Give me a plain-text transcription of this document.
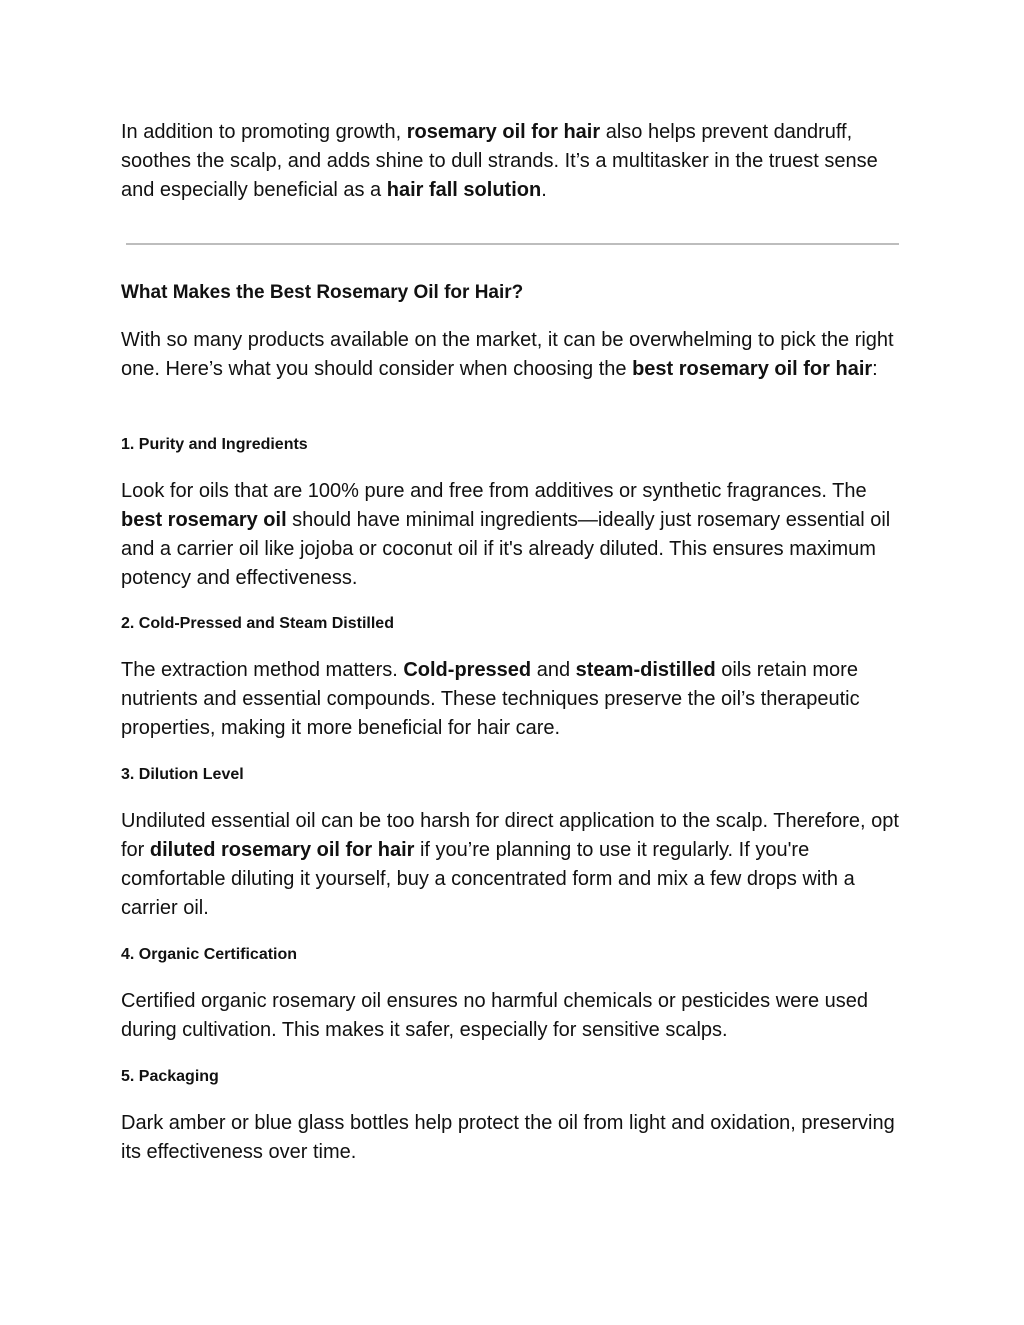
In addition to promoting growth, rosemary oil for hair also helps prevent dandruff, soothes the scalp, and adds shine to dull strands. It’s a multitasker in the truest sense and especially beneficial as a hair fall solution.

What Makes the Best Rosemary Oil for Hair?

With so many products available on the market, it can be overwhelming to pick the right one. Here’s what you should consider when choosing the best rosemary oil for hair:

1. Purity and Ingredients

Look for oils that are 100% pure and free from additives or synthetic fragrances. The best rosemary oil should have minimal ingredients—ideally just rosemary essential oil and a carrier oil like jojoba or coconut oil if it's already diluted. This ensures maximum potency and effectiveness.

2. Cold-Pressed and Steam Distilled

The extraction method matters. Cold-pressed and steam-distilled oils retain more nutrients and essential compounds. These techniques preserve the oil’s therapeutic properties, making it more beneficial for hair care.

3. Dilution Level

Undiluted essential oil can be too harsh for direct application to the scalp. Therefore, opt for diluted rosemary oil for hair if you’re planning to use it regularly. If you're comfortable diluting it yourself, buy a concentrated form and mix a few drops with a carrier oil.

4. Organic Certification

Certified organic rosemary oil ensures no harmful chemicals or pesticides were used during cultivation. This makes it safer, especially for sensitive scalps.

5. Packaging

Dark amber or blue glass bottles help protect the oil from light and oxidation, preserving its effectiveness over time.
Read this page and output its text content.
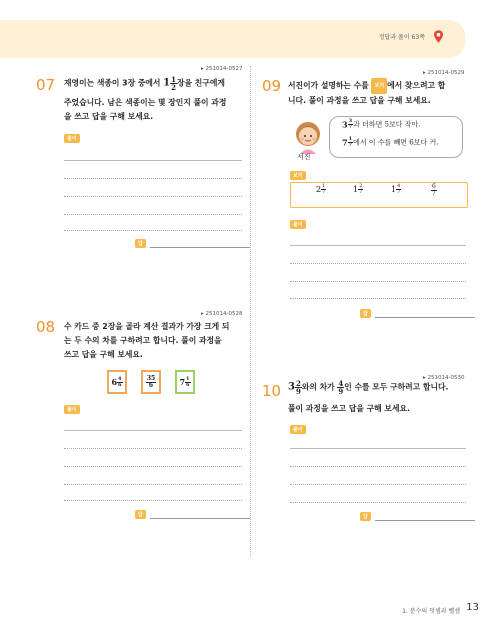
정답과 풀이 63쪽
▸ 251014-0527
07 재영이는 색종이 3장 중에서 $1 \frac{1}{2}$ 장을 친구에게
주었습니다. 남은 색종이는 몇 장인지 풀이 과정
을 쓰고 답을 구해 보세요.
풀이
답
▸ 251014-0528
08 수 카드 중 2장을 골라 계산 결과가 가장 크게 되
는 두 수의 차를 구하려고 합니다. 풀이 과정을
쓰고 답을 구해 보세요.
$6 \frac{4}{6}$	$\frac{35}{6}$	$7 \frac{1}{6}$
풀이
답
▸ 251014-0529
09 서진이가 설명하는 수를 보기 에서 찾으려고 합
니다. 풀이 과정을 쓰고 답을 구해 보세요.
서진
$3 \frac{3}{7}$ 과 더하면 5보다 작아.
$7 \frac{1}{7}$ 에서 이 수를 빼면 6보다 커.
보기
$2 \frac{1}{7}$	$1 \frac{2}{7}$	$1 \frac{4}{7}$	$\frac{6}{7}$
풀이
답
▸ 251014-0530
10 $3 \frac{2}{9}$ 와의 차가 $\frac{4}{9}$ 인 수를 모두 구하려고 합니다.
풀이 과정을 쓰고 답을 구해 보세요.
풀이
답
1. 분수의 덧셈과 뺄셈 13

-.-.-

> **Exercise aim**
Check every line of the data, and copy the ones that contain "Cold".

> **Full answer**
2. Cold-Pressed and Steam Distilled
The extraction method matters. Cold-pressed and steam-distilled oils retain more nutrients and essential compounds. These techniques preserve the oil’s therapeutic properties, making it more beneficial for hair care.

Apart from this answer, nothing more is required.